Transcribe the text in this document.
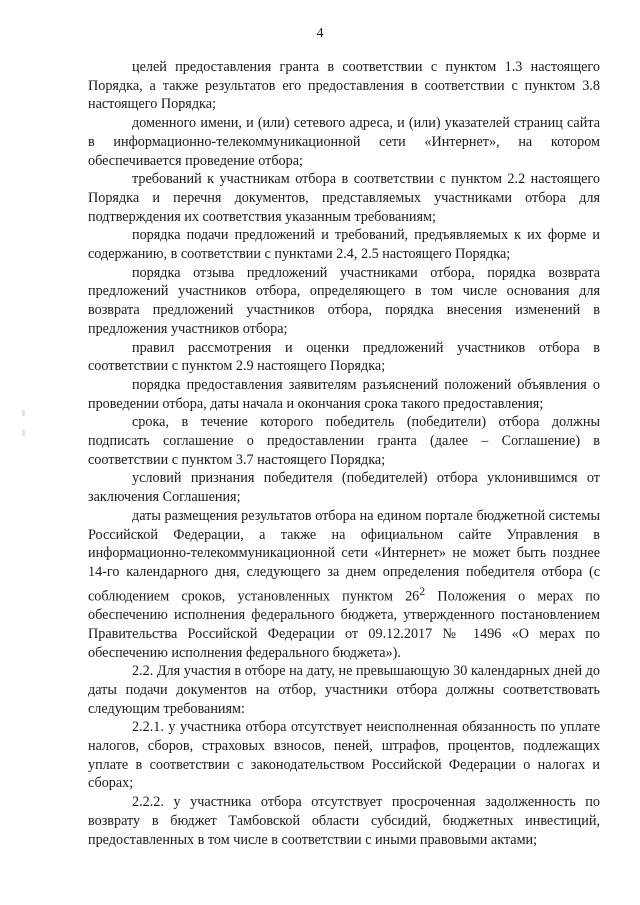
4

целей предоставления гранта в соответствии с пунктом 1.3 настоящего Порядка, а также результатов его предоставления в соответствии с пунктом 3.8 настоящего Порядка;

доменного имени, и (или) сетевого адреса, и (или) указателей страниц сайта в информационно-телекоммуникационной сети «Интернет», на котором обеспечивается проведение отбора;

требований к участникам отбора в соответствии с пунктом 2.2 настоящего Порядка и перечня документов, представляемых участниками отбора для подтверждения их соответствия указанным требованиям;

порядка подачи предложений и требований, предъявляемых к их форме и содержанию, в соответствии с пунктами 2.4, 2.5 настоящего Порядка;

порядка отзыва предложений участниками отбора, порядка возврата предложений участников отбора, определяющего в том числе основания для возврата предложений участников отбора, порядка внесения изменений в предложения участников отбора;

правил рассмотрения и оценки предложений участников отбора в соответствии с пунктом 2.9 настоящего Порядка;

порядка предоставления заявителям разъяснений положений объявления о проведении отбора, даты начала и окончания срока такого предоставления;

срока, в течение которого победитель (победители) отбора должны подписать соглашение о предоставлении гранта (далее – Соглашение) в соответствии с пунктом 3.7 настоящего Порядка;

условий признания победителя (победителей) отбора уклонившимся от заключения Соглашения;

даты размещения результатов отбора на едином портале бюджетной системы Российской Федерации, а также на официальном сайте Управления в информационно-телекоммуникационной сети «Интернет» не может быть позднее 14-го календарного дня, следующего за днем определения победителя отбора (с соблюдением сроков, установленных пунктом $26^2$ Положения о мерах по обеспечению исполнения федерального бюджета, утвержденного постановлением Правительства Российской Федерации от 09.12.2017 № 1496 «О мерах по обеспечению исполнения федерального бюджета»).

2.2. Для участия в отборе на дату, не превышающую 30 календарных дней до даты подачи документов на отбор, участники отбора должны соответствовать следующим требованиям:

2.2.1. у участника отбора отсутствует неисполненная обязанность по уплате налогов, сборов, страховых взносов, пеней, штрафов, процентов, подлежащих уплате в соответствии с законодательством Российской Федерации о налогах и сборах;

2.2.2. у участника отбора отсутствует просроченная задолженность по возврату в бюджет Тамбовской области субсидий, бюджетных инвестиций, предоставленных в том числе в соответствии с иными правовыми актами;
════════════════════
- **WHAT THE EXERCISE ASKS**
All the records need to be repeated exactly, with the images dropped.

- **FULL OUTPUT**
Transcribe the text in this document.
4

целей предоставления гранта в соответствии с пунктом 1.3 настоящего Порядка, а также результатов его предоставления в соответствии с пунктом 3.8 настоящего Порядка;

доменного имени, и (или) сетевого адреса, и (или) указателей страниц сайта в информационно-телекоммуникационной сети «Интернет», на котором обеспечивается проведение отбора;

требований к участникам отбора в соответствии с пунктом 2.2 настоящего Порядка и перечня документов, представляемых участниками отбора для подтверждения их соответствия указанным требованиям;

порядка подачи предложений и требований, предъявляемых к их форме и содержанию, в соответствии с пунктами 2.4, 2.5 настоящего Порядка;

порядка отзыва предложений участниками отбора, порядка возврата предложений участников отбора, определяющего в том числе основания для возврата предложений участников отбора, порядка внесения изменений в предложения участников отбора;

правил рассмотрения и оценки предложений участников отбора в соответствии с пунктом 2.9 настоящего Порядка;

порядка предоставления заявителям разъяснений положений объявления о проведении отбора, даты начала и окончания срока такого предоставления;

срока, в течение которого победитель (победители) отбора должны подписать соглашение о предоставлении гранта (далее – Соглашение) в соответствии с пунктом 3.7 настоящего Порядка;

условий признания победителя (победителей) отбора уклонившимся от заключения Соглашения;

даты размещения результатов отбора на едином портале бюджетной системы Российской Федерации, а также на официальном сайте Управления в информационно-телекоммуникационной сети «Интернет» не может быть позднее 14-го календарного дня, следующего за днем определения победителя отбора (с соблюдением сроков, установленных пунктом $26^2$ Положения о мерах по обеспечению исполнения федерального бюджета, утвержденного постановлением Правительства Российской Федерации от 09.12.2017 № 1496 «О мерах по обеспечению исполнения федерального бюджета»).

2.2. Для участия в отборе на дату, не превышающую 30 календарных дней до даты подачи документов на отбор, участники отбора должны соответствовать следующим требованиям:

2.2.1. у участника отбора отсутствует неисполненная обязанность по уплате налогов, сборов, страховых взносов, пеней, штрафов, процентов, подлежащих уплате в соответствии с законодательством Российской Федерации о налогах и сборах;

2.2.2. у участника отбора отсутствует просроченная задолженность по возврату в бюджет Тамбовской области субсидий, бюджетных инвестиций, предоставленных в том числе в соответствии с иными правовыми актами;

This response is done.